Written request
Your answer is a single number: the count of lines that contain the string "องตาก".
##### Exercise data
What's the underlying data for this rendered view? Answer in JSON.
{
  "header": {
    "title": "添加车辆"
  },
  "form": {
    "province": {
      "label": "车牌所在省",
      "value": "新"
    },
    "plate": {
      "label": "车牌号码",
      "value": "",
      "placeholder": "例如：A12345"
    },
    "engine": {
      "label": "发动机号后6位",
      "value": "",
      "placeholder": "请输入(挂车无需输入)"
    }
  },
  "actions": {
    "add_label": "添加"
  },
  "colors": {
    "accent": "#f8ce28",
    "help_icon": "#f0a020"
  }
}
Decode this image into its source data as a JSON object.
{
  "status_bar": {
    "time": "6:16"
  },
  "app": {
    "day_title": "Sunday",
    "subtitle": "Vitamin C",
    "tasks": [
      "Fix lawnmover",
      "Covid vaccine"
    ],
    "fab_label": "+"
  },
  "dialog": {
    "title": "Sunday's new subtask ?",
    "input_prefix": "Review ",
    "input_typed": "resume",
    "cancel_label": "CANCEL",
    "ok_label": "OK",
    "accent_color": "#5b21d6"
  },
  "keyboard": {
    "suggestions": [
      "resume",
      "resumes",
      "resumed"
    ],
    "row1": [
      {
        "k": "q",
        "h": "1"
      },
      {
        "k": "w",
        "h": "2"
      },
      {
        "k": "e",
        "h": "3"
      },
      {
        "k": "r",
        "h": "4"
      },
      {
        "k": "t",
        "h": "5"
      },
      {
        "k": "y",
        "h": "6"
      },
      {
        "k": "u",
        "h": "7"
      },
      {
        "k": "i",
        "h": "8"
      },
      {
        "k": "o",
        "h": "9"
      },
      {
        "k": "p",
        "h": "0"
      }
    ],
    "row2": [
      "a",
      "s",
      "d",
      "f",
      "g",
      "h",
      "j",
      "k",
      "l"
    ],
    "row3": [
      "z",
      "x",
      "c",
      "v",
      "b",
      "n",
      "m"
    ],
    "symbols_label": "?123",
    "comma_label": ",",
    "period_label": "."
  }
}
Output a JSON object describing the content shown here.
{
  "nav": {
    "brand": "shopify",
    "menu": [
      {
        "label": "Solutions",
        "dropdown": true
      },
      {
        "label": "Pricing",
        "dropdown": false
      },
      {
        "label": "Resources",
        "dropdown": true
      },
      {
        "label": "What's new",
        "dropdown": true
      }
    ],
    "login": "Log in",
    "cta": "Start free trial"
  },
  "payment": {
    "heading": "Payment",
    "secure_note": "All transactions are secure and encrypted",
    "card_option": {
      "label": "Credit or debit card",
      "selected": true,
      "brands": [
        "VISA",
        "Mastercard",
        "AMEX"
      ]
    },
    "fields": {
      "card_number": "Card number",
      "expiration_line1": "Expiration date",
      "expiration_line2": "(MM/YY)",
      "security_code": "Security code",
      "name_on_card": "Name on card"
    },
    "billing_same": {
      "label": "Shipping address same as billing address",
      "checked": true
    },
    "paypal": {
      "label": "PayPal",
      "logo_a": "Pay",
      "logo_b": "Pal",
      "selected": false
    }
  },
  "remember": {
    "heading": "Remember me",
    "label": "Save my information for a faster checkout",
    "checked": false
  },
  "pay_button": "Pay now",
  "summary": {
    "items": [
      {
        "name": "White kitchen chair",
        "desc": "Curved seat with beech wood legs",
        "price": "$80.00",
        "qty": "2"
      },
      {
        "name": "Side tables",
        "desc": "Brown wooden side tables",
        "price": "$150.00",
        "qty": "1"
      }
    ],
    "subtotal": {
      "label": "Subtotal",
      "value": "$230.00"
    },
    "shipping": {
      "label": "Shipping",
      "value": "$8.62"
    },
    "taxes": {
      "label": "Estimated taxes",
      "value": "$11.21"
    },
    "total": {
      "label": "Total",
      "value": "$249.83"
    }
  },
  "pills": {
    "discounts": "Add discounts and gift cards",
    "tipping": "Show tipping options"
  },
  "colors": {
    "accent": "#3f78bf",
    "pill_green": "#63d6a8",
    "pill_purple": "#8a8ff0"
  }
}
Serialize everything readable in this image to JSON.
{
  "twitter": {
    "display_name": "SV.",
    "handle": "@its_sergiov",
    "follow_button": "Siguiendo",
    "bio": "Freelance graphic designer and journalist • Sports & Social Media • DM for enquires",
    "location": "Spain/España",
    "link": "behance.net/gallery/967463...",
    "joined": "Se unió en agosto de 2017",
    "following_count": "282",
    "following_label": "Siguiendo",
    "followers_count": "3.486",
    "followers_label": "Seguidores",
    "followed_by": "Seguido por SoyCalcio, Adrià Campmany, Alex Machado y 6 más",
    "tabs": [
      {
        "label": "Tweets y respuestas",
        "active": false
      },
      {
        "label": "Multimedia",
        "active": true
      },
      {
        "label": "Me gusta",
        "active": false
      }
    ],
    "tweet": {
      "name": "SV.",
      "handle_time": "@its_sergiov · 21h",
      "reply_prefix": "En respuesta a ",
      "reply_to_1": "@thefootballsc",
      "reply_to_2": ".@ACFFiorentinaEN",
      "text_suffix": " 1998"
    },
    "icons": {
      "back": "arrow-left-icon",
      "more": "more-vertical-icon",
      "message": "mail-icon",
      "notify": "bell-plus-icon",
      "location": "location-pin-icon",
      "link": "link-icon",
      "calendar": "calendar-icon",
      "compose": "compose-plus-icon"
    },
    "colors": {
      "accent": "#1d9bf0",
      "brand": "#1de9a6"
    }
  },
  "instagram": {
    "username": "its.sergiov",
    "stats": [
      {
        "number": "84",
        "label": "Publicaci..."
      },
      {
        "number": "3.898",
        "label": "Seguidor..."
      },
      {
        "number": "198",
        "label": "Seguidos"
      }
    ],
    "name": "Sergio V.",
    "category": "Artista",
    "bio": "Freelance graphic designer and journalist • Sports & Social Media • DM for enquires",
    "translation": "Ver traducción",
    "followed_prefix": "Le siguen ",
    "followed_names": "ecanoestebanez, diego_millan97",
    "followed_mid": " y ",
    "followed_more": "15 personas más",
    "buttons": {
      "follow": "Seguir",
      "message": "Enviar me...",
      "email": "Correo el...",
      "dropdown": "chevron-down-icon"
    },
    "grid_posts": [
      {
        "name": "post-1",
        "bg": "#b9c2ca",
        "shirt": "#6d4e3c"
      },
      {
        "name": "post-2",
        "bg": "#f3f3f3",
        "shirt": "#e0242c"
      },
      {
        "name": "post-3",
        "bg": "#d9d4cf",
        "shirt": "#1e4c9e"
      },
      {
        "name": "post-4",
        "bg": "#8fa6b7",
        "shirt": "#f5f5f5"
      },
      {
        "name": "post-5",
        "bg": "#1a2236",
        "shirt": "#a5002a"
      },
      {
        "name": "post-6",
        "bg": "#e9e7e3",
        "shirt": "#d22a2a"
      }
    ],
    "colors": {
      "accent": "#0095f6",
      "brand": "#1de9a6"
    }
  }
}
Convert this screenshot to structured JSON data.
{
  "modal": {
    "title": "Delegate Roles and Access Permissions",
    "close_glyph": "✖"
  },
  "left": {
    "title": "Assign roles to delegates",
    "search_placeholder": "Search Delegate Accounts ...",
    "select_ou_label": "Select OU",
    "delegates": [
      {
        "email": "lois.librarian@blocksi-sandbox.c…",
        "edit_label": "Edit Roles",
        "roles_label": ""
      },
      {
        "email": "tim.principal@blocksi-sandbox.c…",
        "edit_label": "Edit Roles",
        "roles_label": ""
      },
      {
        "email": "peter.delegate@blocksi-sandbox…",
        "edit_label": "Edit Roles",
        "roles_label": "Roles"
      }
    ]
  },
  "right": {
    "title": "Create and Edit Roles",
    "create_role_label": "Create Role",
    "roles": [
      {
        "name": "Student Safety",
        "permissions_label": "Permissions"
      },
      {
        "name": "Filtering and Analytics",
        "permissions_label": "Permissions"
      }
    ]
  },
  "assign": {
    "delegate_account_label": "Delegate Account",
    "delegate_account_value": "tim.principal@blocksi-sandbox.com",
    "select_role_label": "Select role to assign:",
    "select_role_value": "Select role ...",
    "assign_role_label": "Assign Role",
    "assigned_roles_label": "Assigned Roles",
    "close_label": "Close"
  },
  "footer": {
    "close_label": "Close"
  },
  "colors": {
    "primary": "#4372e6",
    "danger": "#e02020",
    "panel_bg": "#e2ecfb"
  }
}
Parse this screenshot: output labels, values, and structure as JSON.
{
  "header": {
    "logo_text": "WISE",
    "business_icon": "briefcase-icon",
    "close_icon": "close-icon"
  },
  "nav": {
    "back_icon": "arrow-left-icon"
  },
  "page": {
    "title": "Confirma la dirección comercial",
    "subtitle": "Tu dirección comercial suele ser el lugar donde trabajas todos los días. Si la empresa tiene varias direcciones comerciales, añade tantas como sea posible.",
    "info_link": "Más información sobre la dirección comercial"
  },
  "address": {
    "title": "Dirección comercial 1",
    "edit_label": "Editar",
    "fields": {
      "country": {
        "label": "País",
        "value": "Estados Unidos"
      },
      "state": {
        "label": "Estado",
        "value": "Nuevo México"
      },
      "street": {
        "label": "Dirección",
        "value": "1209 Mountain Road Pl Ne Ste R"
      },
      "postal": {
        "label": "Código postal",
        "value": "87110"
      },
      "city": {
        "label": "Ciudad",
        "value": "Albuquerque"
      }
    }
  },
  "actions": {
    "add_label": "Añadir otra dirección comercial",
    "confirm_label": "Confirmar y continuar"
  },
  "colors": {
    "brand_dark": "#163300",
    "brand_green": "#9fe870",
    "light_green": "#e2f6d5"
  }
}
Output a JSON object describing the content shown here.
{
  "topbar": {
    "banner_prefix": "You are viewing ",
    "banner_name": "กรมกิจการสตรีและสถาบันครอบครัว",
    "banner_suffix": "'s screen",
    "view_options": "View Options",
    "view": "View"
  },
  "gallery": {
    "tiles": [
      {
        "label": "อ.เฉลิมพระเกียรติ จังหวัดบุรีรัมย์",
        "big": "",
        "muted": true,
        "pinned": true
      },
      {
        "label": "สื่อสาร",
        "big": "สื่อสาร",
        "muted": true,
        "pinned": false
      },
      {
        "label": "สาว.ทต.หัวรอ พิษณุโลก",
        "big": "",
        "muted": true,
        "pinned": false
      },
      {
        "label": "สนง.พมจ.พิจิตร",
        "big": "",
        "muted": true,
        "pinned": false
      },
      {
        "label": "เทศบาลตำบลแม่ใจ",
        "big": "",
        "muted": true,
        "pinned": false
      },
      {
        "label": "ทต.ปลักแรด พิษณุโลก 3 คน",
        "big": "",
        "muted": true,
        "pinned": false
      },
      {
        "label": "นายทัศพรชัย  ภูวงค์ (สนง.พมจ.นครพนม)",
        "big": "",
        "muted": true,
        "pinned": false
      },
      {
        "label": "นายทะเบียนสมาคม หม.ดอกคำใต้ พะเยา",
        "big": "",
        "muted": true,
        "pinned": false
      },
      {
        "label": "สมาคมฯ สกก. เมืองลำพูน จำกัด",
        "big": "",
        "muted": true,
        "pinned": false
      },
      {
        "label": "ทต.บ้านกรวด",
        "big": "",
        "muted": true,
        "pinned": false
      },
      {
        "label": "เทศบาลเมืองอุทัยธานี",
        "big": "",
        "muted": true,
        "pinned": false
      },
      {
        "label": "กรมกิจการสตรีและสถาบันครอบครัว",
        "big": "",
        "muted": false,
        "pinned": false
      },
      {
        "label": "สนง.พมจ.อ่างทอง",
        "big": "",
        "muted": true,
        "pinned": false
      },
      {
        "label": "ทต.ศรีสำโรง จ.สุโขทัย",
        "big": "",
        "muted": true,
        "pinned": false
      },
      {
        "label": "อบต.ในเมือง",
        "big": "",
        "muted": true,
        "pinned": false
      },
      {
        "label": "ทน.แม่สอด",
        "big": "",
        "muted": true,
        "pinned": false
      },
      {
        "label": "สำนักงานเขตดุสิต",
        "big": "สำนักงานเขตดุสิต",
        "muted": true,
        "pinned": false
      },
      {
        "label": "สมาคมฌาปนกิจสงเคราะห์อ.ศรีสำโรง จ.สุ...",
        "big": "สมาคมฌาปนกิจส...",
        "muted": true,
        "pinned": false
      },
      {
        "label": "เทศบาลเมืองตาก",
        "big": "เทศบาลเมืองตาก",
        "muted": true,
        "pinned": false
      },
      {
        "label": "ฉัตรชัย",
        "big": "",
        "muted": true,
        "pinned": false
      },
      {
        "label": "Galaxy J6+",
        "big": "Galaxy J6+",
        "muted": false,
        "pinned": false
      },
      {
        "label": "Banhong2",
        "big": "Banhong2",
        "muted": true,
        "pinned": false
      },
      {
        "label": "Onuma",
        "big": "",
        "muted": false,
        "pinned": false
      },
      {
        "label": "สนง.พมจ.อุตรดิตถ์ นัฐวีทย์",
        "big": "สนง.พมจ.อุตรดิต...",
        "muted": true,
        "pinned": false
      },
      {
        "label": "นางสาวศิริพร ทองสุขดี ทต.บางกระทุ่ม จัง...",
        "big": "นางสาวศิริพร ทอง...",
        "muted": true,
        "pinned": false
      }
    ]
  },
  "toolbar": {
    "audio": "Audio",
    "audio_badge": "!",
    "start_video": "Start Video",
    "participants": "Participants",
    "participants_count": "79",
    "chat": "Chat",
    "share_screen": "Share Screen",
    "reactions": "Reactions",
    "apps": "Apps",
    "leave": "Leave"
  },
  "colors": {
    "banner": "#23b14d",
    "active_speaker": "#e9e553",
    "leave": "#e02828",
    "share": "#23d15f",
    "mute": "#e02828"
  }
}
##########
Exercise response
2